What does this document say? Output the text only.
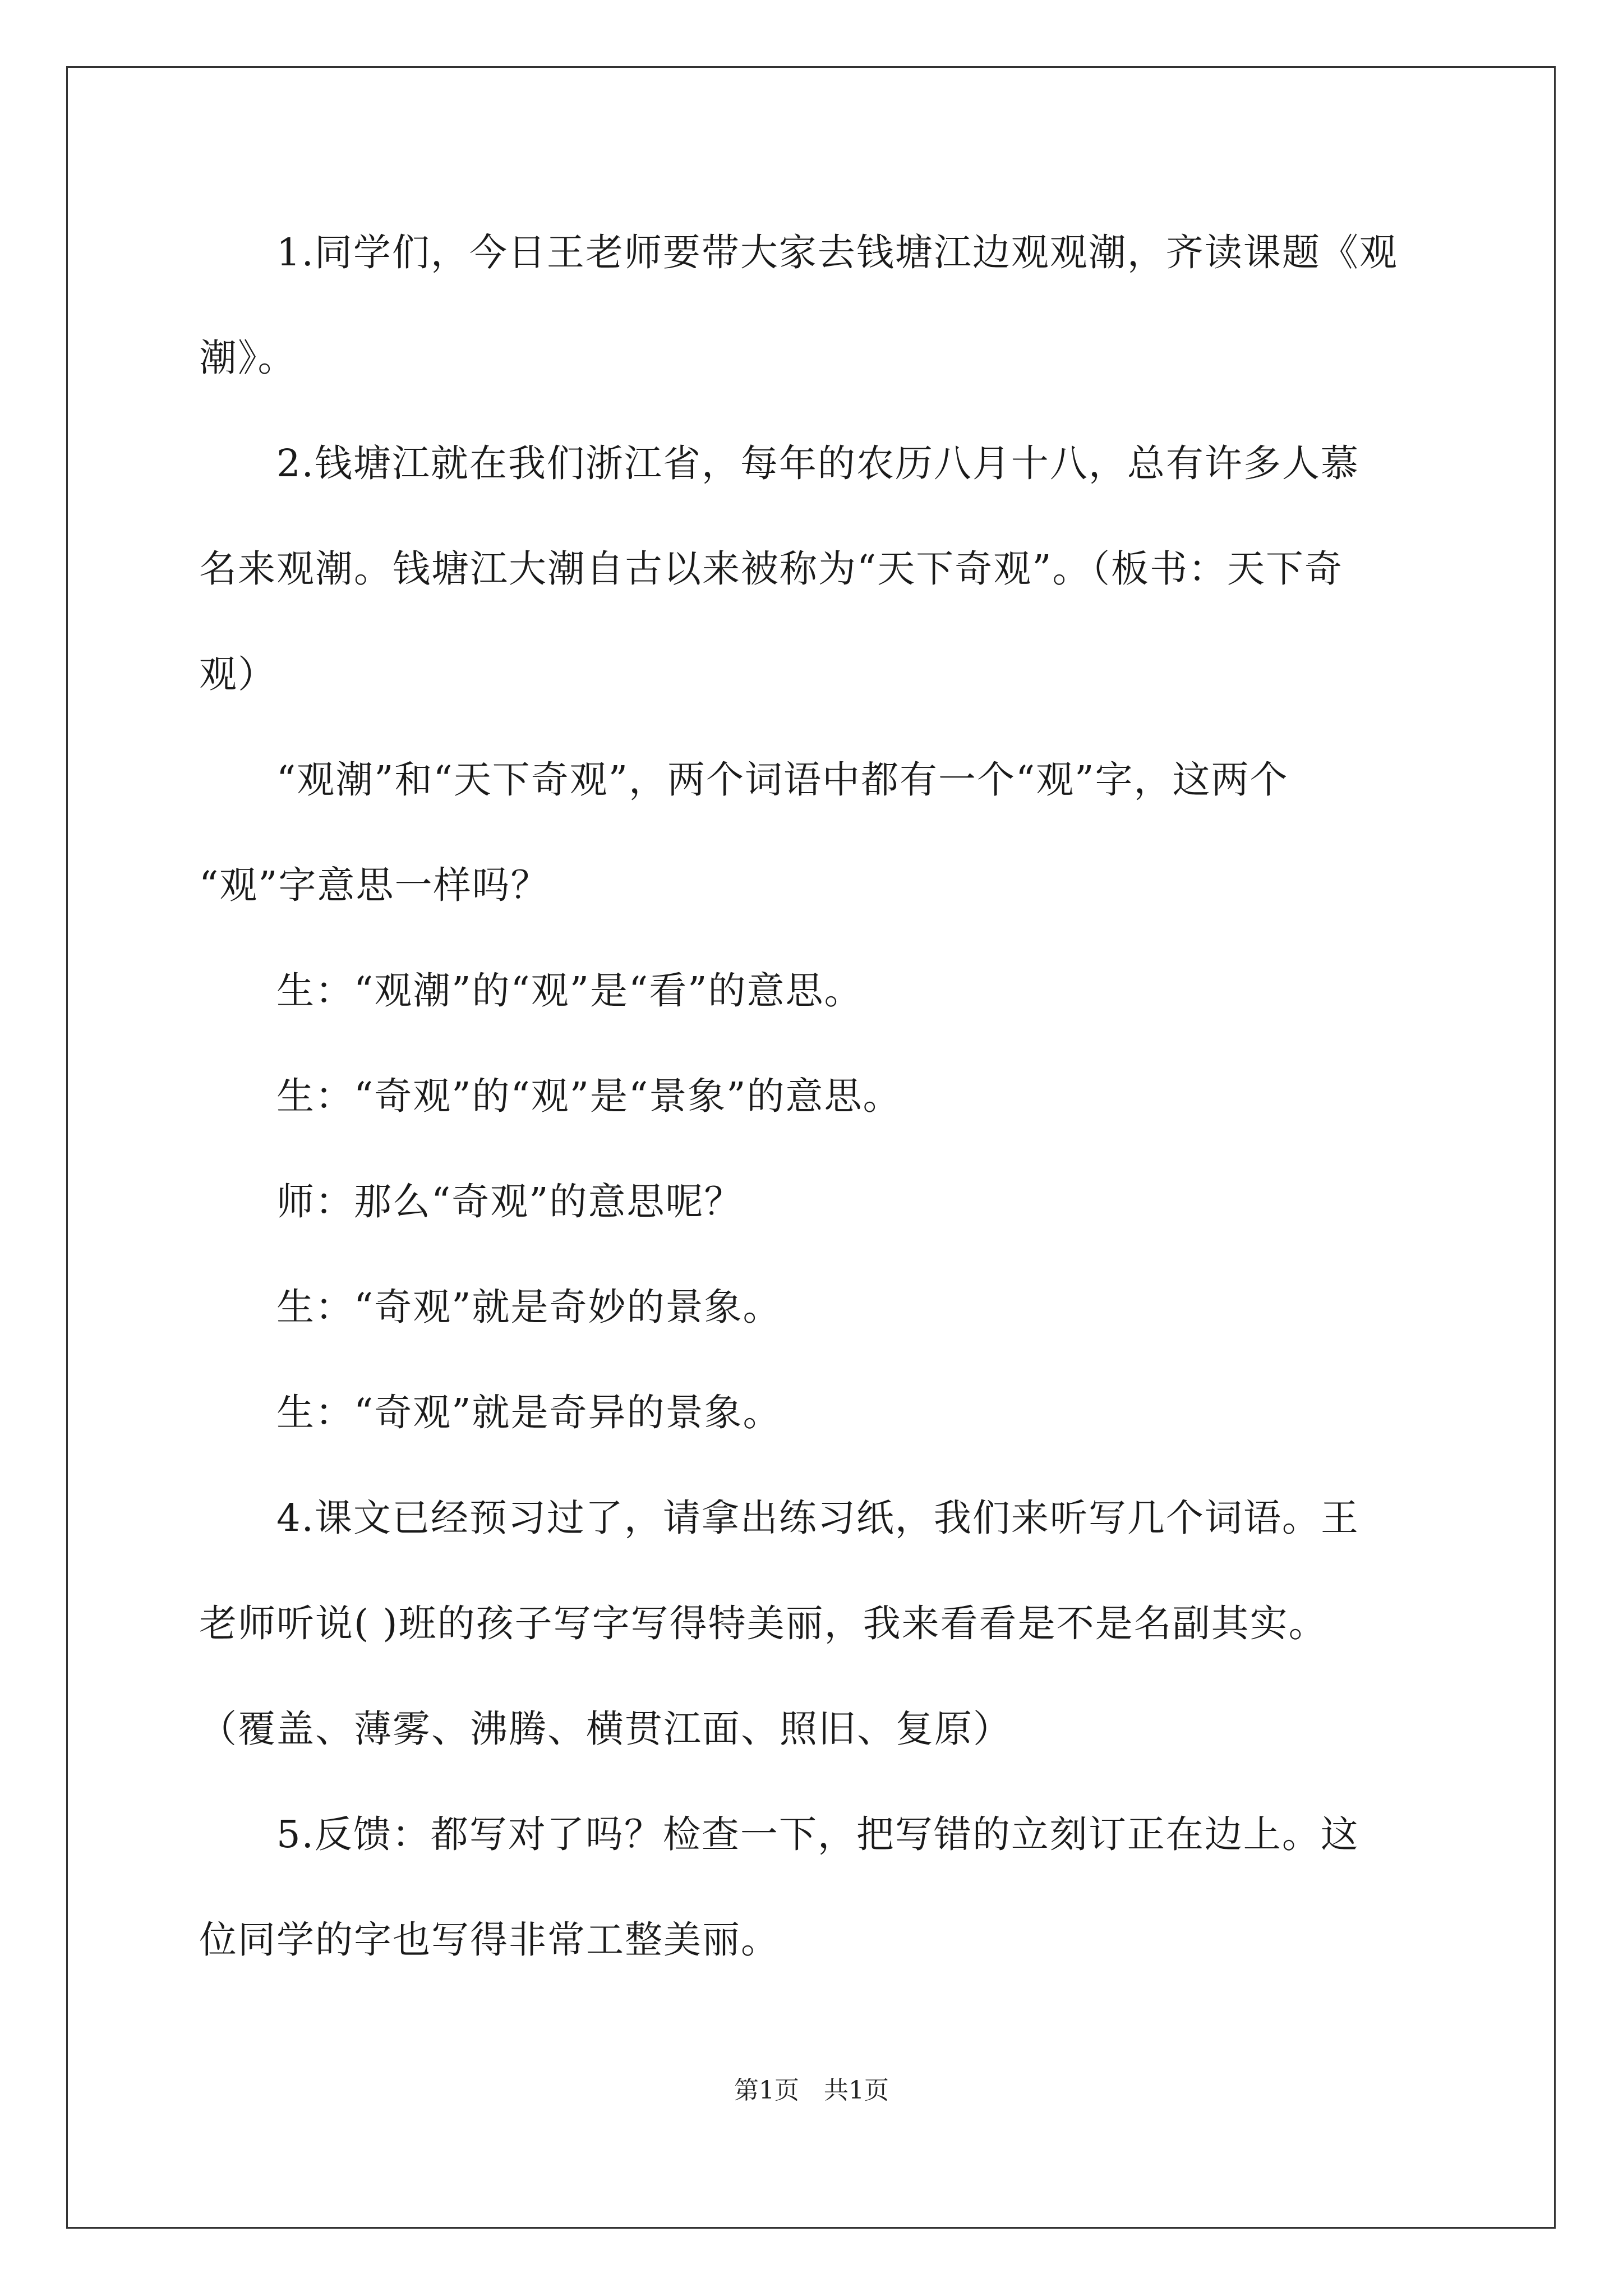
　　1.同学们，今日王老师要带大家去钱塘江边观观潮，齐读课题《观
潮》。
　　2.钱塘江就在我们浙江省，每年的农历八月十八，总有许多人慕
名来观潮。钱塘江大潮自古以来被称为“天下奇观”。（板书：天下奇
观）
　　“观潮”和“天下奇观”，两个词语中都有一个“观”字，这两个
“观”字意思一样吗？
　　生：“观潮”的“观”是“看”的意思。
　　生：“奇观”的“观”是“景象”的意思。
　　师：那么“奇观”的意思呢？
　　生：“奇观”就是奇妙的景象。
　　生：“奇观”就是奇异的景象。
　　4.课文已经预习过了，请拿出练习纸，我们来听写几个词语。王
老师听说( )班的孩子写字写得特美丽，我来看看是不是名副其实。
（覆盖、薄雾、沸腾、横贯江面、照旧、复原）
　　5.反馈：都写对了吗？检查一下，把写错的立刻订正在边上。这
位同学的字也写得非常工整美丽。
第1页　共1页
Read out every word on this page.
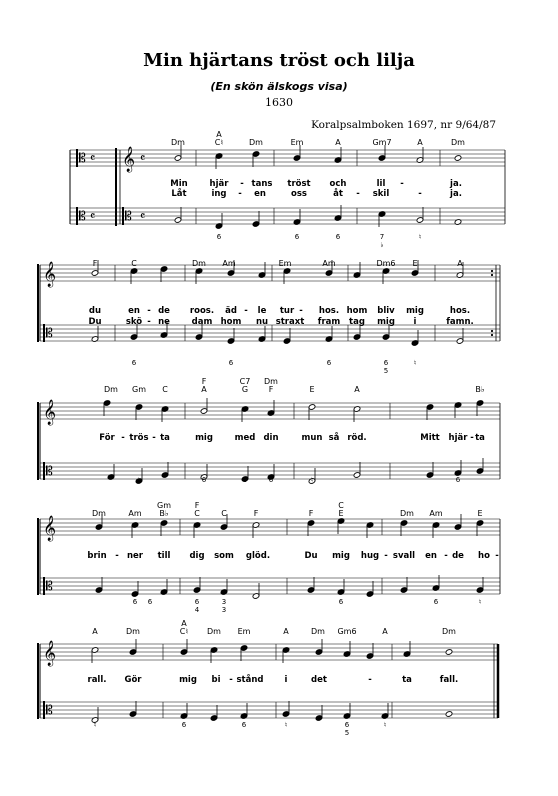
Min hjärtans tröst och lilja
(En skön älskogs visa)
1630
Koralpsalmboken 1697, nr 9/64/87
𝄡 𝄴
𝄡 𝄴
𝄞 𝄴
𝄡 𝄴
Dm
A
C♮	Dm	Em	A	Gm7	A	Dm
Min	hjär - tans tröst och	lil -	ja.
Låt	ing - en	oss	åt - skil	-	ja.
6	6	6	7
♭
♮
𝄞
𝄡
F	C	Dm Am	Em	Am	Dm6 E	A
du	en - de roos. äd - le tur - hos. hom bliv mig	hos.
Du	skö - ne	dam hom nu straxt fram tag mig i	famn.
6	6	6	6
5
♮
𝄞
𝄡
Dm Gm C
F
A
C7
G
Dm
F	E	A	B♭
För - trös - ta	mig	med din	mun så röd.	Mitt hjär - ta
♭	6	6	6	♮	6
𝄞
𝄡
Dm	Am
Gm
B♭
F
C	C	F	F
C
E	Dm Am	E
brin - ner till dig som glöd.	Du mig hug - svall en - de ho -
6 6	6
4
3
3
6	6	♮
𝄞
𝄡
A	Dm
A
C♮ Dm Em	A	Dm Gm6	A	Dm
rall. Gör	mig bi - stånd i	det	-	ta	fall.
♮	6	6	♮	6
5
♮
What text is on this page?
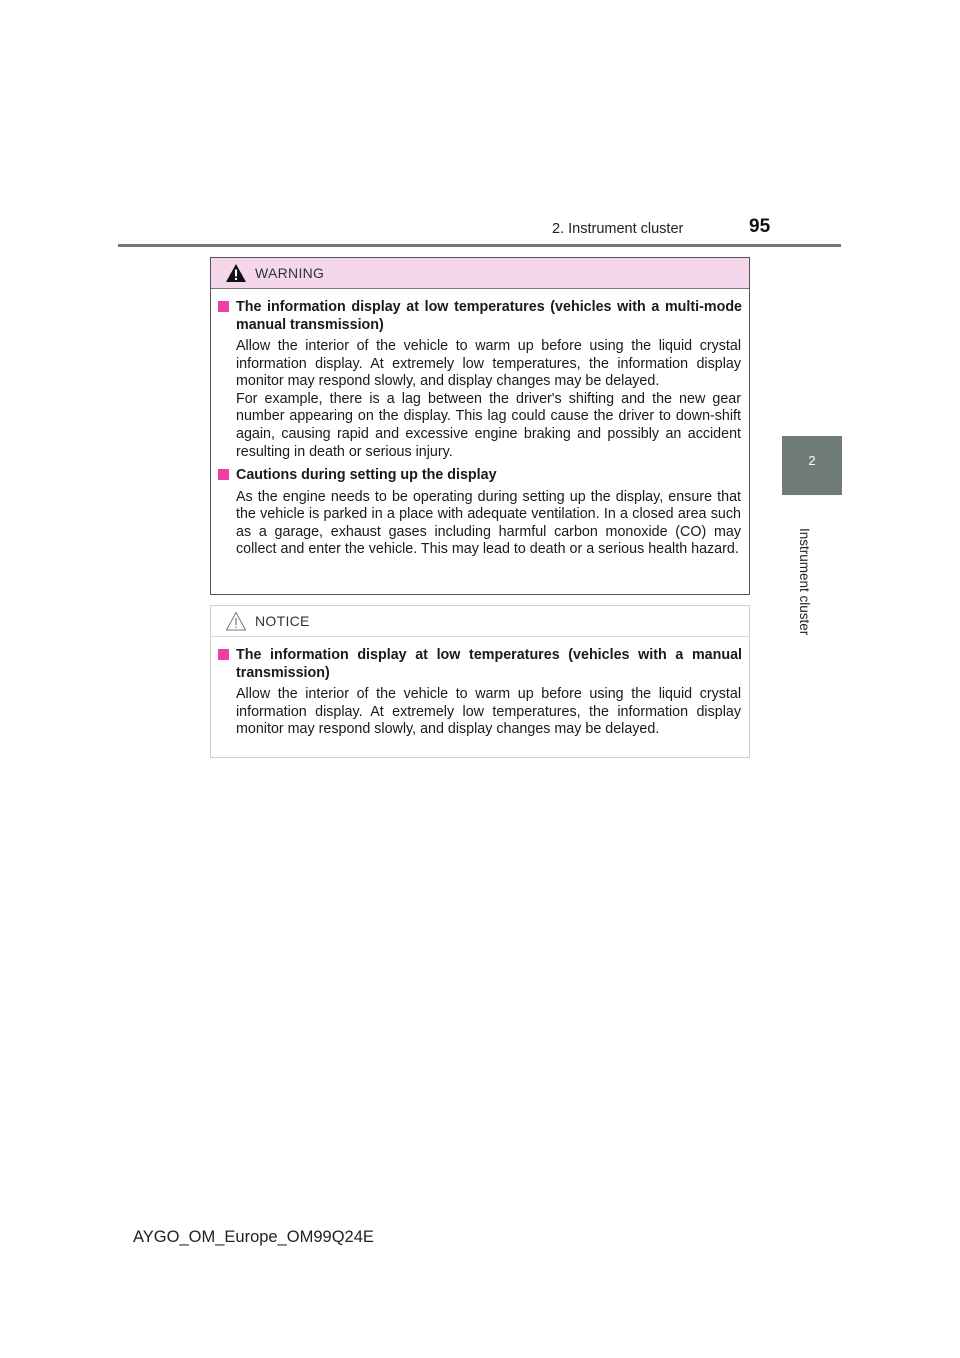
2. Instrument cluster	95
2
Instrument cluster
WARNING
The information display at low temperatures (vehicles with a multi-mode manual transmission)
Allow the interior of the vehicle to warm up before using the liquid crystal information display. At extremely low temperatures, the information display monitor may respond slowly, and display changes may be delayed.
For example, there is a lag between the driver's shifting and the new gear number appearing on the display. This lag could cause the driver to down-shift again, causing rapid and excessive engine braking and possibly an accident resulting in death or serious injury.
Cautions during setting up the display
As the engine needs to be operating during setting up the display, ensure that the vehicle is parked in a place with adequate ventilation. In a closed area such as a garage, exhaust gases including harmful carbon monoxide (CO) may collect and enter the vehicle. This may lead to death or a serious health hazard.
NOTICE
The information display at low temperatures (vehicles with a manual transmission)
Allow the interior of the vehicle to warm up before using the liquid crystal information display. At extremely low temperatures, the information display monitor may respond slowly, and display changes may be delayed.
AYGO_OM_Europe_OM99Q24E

==*==

Read the entries and select each line where the word "Instrument" is found.

FINISHED ANSWER =>
2. Instrument cluster	95
Instrument cluster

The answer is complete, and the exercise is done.